SHORT PROBLEM: Below are the records; collect from them each line containing the string "Unemployment".

INFORMATION GIVEN:
— Start —

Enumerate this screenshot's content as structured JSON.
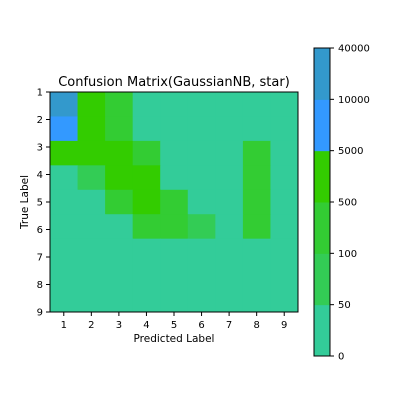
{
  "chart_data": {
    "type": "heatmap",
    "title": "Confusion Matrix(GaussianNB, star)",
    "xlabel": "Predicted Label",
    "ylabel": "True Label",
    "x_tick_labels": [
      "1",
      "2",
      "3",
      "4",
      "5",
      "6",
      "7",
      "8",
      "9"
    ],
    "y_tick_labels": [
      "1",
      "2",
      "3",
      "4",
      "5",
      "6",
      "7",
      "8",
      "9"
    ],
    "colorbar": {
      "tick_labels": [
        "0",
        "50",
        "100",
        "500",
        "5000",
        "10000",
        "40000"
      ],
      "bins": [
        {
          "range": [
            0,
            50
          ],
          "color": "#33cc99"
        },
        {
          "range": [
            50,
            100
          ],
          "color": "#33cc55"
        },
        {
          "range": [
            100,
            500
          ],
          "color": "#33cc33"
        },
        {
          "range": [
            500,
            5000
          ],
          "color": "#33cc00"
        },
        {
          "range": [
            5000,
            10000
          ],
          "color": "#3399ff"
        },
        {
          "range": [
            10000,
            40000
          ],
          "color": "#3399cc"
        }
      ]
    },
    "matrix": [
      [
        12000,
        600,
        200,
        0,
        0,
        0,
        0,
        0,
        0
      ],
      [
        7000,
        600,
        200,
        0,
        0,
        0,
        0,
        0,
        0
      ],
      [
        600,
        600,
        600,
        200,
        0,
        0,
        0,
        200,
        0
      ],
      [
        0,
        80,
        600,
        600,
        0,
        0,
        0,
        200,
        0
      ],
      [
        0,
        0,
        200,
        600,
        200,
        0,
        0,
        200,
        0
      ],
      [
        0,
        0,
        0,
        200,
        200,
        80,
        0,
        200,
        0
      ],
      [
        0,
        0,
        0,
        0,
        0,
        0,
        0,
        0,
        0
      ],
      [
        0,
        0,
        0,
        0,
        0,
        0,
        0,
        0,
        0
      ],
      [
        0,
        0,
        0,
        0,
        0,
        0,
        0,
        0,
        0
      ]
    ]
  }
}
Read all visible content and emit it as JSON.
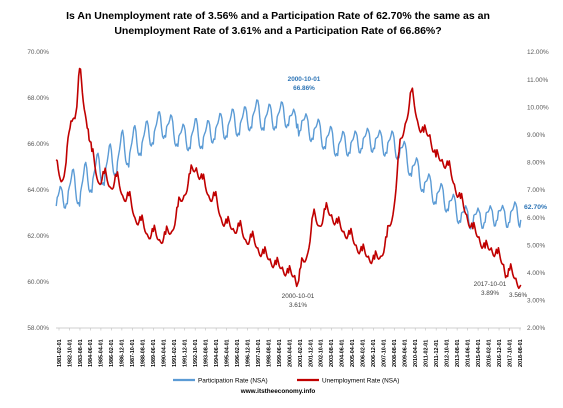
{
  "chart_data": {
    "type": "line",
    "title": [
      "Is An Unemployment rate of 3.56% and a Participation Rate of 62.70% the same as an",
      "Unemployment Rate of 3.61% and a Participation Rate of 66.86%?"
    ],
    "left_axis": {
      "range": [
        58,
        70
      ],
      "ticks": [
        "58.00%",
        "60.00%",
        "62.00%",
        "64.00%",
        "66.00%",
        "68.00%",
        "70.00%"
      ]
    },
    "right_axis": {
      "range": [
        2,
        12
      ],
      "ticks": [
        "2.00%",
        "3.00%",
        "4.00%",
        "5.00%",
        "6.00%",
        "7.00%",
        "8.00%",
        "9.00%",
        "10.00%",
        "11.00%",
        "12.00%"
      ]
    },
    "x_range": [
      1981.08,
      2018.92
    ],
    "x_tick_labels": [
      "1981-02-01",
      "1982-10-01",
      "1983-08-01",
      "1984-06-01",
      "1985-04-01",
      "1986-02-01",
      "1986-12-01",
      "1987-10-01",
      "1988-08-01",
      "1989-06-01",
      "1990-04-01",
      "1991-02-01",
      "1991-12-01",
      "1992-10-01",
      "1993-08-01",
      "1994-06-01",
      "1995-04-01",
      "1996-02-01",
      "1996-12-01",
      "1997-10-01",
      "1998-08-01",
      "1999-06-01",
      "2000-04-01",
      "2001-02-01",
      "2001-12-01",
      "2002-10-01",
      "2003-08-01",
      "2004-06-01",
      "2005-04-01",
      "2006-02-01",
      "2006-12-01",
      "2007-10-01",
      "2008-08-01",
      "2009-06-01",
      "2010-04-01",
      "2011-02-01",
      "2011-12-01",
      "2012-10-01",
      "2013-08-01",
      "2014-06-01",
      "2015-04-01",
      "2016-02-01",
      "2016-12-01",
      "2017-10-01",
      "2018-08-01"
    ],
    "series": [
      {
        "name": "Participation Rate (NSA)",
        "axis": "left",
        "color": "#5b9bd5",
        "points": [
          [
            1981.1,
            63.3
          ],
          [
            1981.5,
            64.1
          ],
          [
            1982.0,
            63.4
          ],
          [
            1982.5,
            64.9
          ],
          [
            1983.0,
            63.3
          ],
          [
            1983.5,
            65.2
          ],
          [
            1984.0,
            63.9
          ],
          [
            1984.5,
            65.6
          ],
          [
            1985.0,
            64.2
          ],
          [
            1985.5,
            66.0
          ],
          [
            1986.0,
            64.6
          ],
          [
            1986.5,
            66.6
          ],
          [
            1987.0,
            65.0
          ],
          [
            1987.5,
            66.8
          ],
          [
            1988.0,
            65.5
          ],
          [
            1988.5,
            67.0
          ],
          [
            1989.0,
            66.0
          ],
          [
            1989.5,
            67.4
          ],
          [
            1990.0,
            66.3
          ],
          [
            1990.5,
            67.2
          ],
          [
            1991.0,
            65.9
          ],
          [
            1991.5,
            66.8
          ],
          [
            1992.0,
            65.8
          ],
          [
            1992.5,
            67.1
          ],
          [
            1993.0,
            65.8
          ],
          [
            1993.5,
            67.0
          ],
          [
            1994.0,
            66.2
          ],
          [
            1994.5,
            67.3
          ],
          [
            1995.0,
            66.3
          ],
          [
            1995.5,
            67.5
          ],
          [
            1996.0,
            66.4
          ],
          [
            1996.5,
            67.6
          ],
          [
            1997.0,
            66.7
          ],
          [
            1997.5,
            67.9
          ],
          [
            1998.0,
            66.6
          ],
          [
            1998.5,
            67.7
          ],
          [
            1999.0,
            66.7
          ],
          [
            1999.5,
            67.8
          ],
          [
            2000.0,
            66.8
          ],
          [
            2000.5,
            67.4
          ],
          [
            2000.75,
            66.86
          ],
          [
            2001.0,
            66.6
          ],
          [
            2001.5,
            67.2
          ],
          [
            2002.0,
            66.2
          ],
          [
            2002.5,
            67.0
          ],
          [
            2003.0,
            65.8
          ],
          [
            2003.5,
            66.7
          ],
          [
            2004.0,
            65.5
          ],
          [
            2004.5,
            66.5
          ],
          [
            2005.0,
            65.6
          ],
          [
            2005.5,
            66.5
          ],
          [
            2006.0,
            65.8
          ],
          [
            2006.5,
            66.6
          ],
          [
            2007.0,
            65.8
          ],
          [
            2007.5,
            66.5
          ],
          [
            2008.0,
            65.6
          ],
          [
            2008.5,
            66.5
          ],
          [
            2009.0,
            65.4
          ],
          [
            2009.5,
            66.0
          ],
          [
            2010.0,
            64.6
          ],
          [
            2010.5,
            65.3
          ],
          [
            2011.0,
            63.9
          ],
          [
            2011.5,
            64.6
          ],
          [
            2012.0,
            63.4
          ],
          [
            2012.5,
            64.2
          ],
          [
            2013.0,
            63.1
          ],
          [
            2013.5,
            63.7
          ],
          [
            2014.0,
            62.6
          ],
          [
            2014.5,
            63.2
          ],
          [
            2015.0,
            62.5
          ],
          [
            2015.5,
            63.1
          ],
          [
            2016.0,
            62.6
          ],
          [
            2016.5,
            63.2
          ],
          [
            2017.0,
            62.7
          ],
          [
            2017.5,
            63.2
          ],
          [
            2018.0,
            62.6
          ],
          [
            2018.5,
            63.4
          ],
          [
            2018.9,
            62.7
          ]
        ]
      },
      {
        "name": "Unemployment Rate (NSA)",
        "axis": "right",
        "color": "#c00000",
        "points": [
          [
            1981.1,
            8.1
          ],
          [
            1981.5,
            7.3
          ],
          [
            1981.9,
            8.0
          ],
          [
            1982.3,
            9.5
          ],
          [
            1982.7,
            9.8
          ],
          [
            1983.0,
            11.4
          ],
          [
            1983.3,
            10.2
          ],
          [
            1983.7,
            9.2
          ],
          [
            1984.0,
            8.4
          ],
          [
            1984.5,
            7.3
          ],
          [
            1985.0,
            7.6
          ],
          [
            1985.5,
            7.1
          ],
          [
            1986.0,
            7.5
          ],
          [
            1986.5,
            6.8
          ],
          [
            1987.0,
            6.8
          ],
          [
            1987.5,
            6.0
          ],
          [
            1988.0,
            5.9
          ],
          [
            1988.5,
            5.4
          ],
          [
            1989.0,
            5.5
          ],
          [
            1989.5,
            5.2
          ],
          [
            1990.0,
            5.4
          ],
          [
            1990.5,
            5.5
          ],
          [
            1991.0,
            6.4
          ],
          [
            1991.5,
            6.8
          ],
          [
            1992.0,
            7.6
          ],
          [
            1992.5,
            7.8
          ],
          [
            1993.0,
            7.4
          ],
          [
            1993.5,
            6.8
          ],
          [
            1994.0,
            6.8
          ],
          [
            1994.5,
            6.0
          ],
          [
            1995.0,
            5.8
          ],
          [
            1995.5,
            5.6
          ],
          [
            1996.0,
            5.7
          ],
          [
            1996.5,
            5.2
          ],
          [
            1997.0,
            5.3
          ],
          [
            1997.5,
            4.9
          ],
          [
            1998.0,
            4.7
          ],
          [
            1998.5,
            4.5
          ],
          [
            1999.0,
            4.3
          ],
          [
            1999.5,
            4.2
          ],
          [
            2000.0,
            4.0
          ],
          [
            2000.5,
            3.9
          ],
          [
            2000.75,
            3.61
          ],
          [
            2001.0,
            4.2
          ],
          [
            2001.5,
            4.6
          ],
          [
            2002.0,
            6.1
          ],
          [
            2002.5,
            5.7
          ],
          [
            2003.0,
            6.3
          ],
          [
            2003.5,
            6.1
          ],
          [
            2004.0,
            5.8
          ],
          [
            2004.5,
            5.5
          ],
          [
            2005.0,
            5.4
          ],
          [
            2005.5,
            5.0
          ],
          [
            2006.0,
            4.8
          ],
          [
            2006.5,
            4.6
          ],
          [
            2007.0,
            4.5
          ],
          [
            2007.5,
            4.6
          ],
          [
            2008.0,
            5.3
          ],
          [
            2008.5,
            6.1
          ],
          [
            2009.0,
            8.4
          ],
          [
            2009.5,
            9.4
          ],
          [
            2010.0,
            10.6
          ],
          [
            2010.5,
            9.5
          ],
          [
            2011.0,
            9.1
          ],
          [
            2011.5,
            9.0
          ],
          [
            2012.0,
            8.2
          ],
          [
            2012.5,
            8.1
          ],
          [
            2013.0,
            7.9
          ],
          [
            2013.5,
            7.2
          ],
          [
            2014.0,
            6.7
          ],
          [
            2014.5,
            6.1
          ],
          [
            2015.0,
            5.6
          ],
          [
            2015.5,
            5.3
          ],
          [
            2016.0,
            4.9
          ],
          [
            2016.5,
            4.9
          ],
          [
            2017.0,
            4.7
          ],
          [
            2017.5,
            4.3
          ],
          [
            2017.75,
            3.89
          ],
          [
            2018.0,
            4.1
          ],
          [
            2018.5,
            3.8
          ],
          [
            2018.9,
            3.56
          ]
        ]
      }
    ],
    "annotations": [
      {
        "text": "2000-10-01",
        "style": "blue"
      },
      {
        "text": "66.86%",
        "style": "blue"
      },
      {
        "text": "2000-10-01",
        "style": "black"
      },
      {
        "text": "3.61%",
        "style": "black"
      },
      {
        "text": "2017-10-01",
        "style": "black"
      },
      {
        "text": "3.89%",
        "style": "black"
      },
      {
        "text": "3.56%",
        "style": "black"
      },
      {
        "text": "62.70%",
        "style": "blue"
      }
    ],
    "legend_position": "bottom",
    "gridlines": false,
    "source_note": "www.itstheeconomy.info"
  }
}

— End —

RESULT:
      "Is An Unemployment rate of 3.56% and a Participation Rate of 62.70% the same as an",
      "Unemployment Rate of 3.61% and a Participation Rate of 66.86%?"
        "name": "Unemployment Rate (NSA)",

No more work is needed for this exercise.